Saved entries

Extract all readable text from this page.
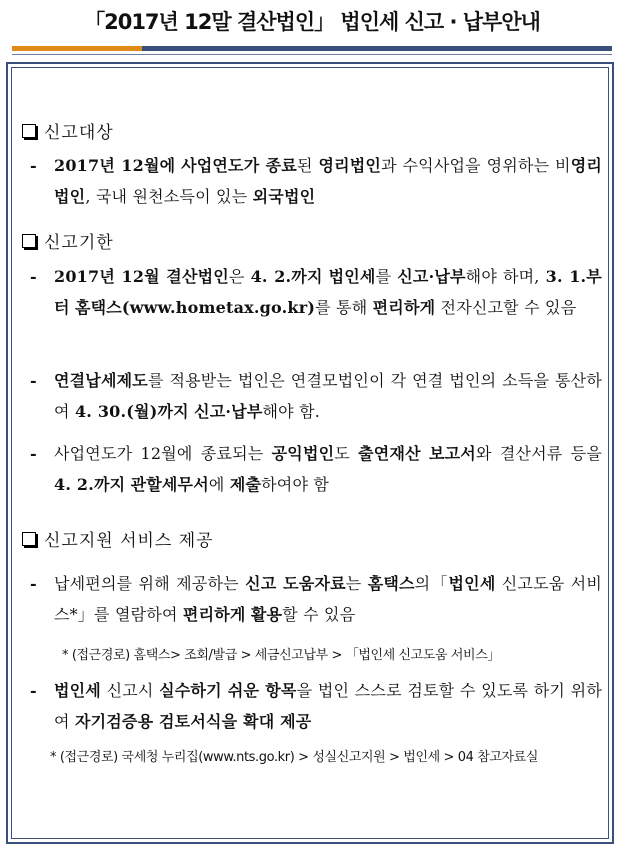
「2017년 12말 결산법인」 법인세 신고 · 납부안내
신고대상
- 2017년 12월에 사업연도가 종료된 영리법인과 수익사업을 영위하는 비영리법인, 국내 원천소득이 있는 외국법인
신고기한
- 2017년 12월 결산법인은 4. 2.까지 법인세를 신고·납부해야 하며, 3. 1.부터 홈택스(www.hometax.go.kr)를 통해 편리하게 전자신고할 수 있음
- 연결납세제도를 적용받는 법인은 연결모법인이 각 연결 법인의 소득을 통산하여 4. 30.(월)까지 신고·납부해야 함.
- 사업연도가 12월에 종료되는 공익법인도 출연재산 보고서와 결산서류 등을 4. 2.까지 관할세무서에 제출하여야 함
신고지원 서비스 제공
- 납세편의를 위해 제공하는 신고 도움자료는 홈택스의「법인세 신고도움 서비스*」를 열람하여 편리하게 활용할 수 있음
* (접근경로) 홈택스> 조회/발급 > 세금신고납부 > 「법인세 신고도움 서비스」
- 법인세 신고시 실수하기 쉬운 항목을 법인 스스로 검토할 수 있도록 하기 위하여 자기검증용 검토서식을 확대 제공
* (접근경로) 국세청 누리집(www.nts.go.kr) > 성실신고지원 > 법인세 > 04 참고자료실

EXERCISE DIRECTIONS: Return every line above that contains the word "신고도움".

RESULT FOR THIS EXERCISE:
- 납세편의를 위해 제공하는 신고 도움자료는 홈택스의「법인세 신고도움 서비스*」를 열람하여 편리하게 활용할 수 있음
* (접근경로) 홈택스> 조회/발급 > 세금신고납부 > 「법인세 신고도움 서비스」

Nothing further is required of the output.